## EXERCISE GOAL:
Transcribe every record verbatim; no pictures.

(RECORDS SHOWN)

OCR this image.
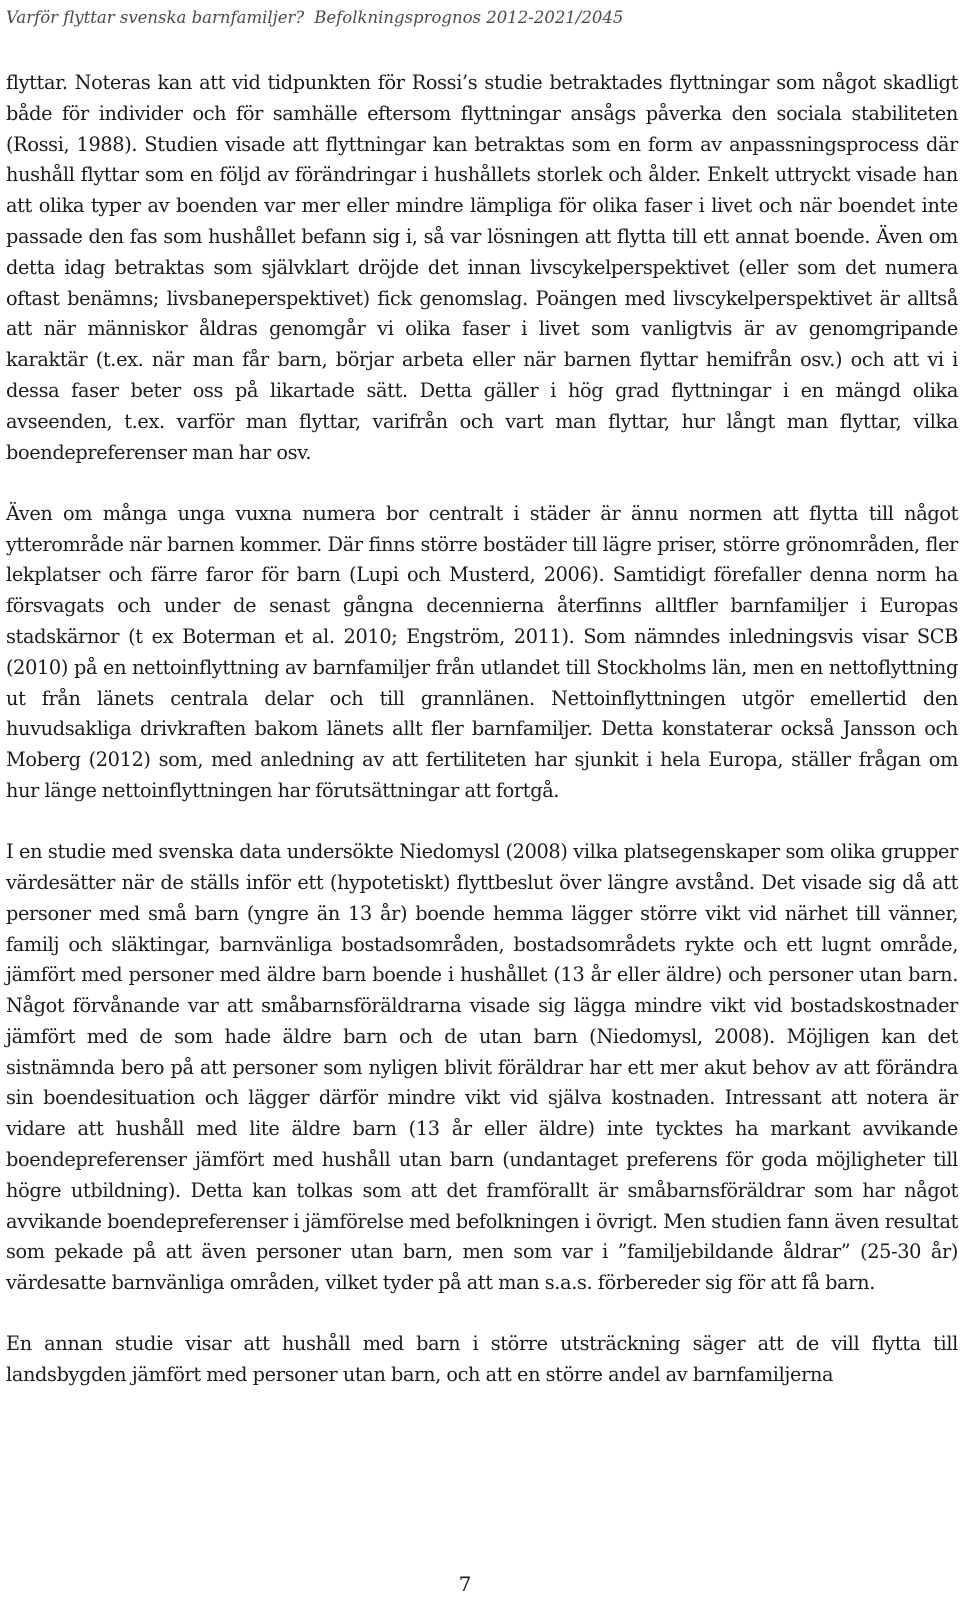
Varför flyttar svenska barnfamiljer? Befolkningsprognos 2012-2021/2045

flyttar. Noteras kan att vid tidpunkten för Rossi’s studie betraktades flyttningar som något skadligt både för individer och för samhälle eftersom flyttningar ansågs påverka den sociala stabiliteten (Rossi, 1988). Studien visade att flyttningar kan betraktas som en form av anpassningsprocess där hushåll flyttar som en följd av förändringar i hushållets storlek och ålder. Enkelt uttryckt visade han att olika typer av boenden var mer eller mindre lämpliga för olika faser i livet och när boendet inte passade den fas som hushållet befann sig i, så var lösningen att flytta till ett annat boende. Även om detta idag betraktas som självklart dröjde det innan livscykelperspektivet (eller som det numera oftast benämns; livsbaneperspektivet) fick genomslag. Poängen med livscykelperspektivet är alltså att när människor åldras genomgår vi olika faser i livet som vanligtvis är av genomgripande karaktär (t.ex. när man får barn, börjar arbeta eller när barnen flyttar hemifrån osv.) och att vi i dessa faser beter oss på likartade sätt. Detta gäller i hög grad flyttningar i en mängd olika avseenden, t.ex. varför man flyttar, varifrån och vart man flyttar, hur långt man flyttar, vilka boendepreferenser man har osv.

Även om många unga vuxna numera bor centralt i städer är ännu normen att flytta till något ytterområde när barnen kommer. Där finns större bostäder till lägre priser, större grönområden, fler lekplatser och färre faror för barn (Lupi och Musterd, 2006). Samtidigt förefaller denna norm ha försvagats och under de senast gångna decennierna återfinns alltfler barnfamiljer i Europas stadskärnor (t ex Boterman et al. 2010; Engström, 2011). Som nämndes inledningsvis visar SCB (2010) på en nettoinflyttning av barnfamiljer från utlandet till Stockholms län, men en nettoflyttning ut från länets centrala delar och till grannlänen. Nettoinflyttningen utgör emellertid den huvudsakliga drivkraften bakom länets allt fler barnfamiljer. Detta konstaterar också Jansson och Moberg (2012) som, med anledning av att fertiliteten har sjunkit i hela Europa, ställer frågan om hur länge nettoinflyttningen har förutsättningar att fortgå.

I en studie med svenska data undersökte Niedomysl (2008) vilka platsegenskaper som olika grupper värdesätter när de ställs inför ett (hypotetiskt) flyttbeslut över längre avstånd. Det visade sig då att personer med små barn (yngre än 13 år) boende hemma lägger större vikt vid närhet till vänner, familj och släktingar, barnvänliga bostadsområden, bostadsområdets rykte och ett lugnt område, jämfört med personer med äldre barn boende i hushållet (13 år eller äldre) och personer utan barn. Något förvånande var att småbarnsföräldrarna visade sig lägga mindre vikt vid bostadskostnader jämfört med de som hade äldre barn och de utan barn (Niedomysl, 2008). Möjligen kan det sistnämnda bero på att personer som nyligen blivit föräldrar har ett mer akut behov av att förändra sin boendesituation och lägger därför mindre vikt vid själva kostnaden. Intressant att notera är vidare att hushåll med lite äldre barn (13 år eller äldre) inte tycktes ha markant avvikande boendepreferenser jämfört med hushåll utan barn (undantaget preferens för goda möjligheter till högre utbildning). Detta kan tolkas som att det framförallt är småbarnsföräldrar som har något avvikande boendepreferenser i jämförelse med befolkningen i övrigt. Men studien fann även resultat som pekade på att även personer utan barn, men som var i ”familjebildande åldrar” (25-30 år) värdesatte barnvänliga områden, vilket tyder på att man s.a.s. förbereder sig för att få barn.

En annan studie visar att hushåll med barn i större utsträckning säger att de vill flytta till landsbygden jämfört med personer utan barn, och att en större andel av barnfamiljerna

7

(End RECORDS SHOWN)

## TASK RESULT:
OCR this image.
Varför flyttar svenska barnfamiljer? Befolkningsprognos 2012-2021/2045

flyttar. Noteras kan att vid tidpunkten för Rossi’s studie betraktades flyttningar som något skadligt både för individer och för samhälle eftersom flyttningar ansågs påverka den sociala stabiliteten (Rossi, 1988). Studien visade att flyttningar kan betraktas som en form av anpassningsprocess där hushåll flyttar som en följd av förändringar i hushållets storlek och ålder. Enkelt uttryckt visade han att olika typer av boenden var mer eller mindre lämpliga för olika faser i livet och när boendet inte passade den fas som hushållet befann sig i, så var lösningen att flytta till ett annat boende. Även om detta idag betraktas som självklart dröjde det innan livscykelperspektivet (eller som det numera oftast benämns; livsbaneperspektivet) fick genomslag. Poängen med livscykelperspektivet är alltså att när människor åldras genomgår vi olika faser i livet som vanligtvis är av genomgripande karaktär (t.ex. när man får barn, börjar arbeta eller när barnen flyttar hemifrån osv.) och att vi i dessa faser beter oss på likartade sätt. Detta gäller i hög grad flyttningar i en mängd olika avseenden, t.ex. varför man flyttar, varifrån och vart man flyttar, hur långt man flyttar, vilka boendepreferenser man har osv.

Även om många unga vuxna numera bor centralt i städer är ännu normen att flytta till något ytterområde när barnen kommer. Där finns större bostäder till lägre priser, större grönområden, fler lekplatser och färre faror för barn (Lupi och Musterd, 2006). Samtidigt förefaller denna norm ha försvagats och under de senast gångna decennierna återfinns alltfler barnfamiljer i Europas stadskärnor (t ex Boterman et al. 2010; Engström, 2011). Som nämndes inledningsvis visar SCB (2010) på en nettoinflyttning av barnfamiljer från utlandet till Stockholms län, men en nettoflyttning ut från länets centrala delar och till grannlänen. Nettoinflyttningen utgör emellertid den huvudsakliga drivkraften bakom länets allt fler barnfamiljer. Detta konstaterar också Jansson och Moberg (2012) som, med anledning av att fertiliteten har sjunkit i hela Europa, ställer frågan om hur länge nettoinflyttningen har förutsättningar att fortgå.

I en studie med svenska data undersökte Niedomysl (2008) vilka platsegenskaper som olika grupper värdesätter när de ställs inför ett (hypotetiskt) flyttbeslut över längre avstånd. Det visade sig då att personer med små barn (yngre än 13 år) boende hemma lägger större vikt vid närhet till vänner, familj och släktingar, barnvänliga bostadsområden, bostadsområdets rykte och ett lugnt område, jämfört med personer med äldre barn boende i hushållet (13 år eller äldre) och personer utan barn. Något förvånande var att småbarnsföräldrarna visade sig lägga mindre vikt vid bostadskostnader jämfört med de som hade äldre barn och de utan barn (Niedomysl, 2008). Möjligen kan det sistnämnda bero på att personer som nyligen blivit föräldrar har ett mer akut behov av att förändra sin boendesituation och lägger därför mindre vikt vid själva kostnaden. Intressant att notera är vidare att hushåll med lite äldre barn (13 år eller äldre) inte tycktes ha markant avvikande boendepreferenser jämfört med hushåll utan barn (undantaget preferens för goda möjligheter till högre utbildning). Detta kan tolkas som att det framförallt är småbarnsföräldrar som har något avvikande boendepreferenser i jämförelse med befolkningen i övrigt. Men studien fann även resultat som pekade på att även personer utan barn, men som var i ”familjebildande åldrar” (25-30 år) värdesatte barnvänliga områden, vilket tyder på att man s.a.s. förbereder sig för att få barn.

En annan studie visar att hushåll med barn i större utsträckning säger att de vill flytta till landsbygden jämfört med personer utan barn, och att en större andel av barnfamiljerna

7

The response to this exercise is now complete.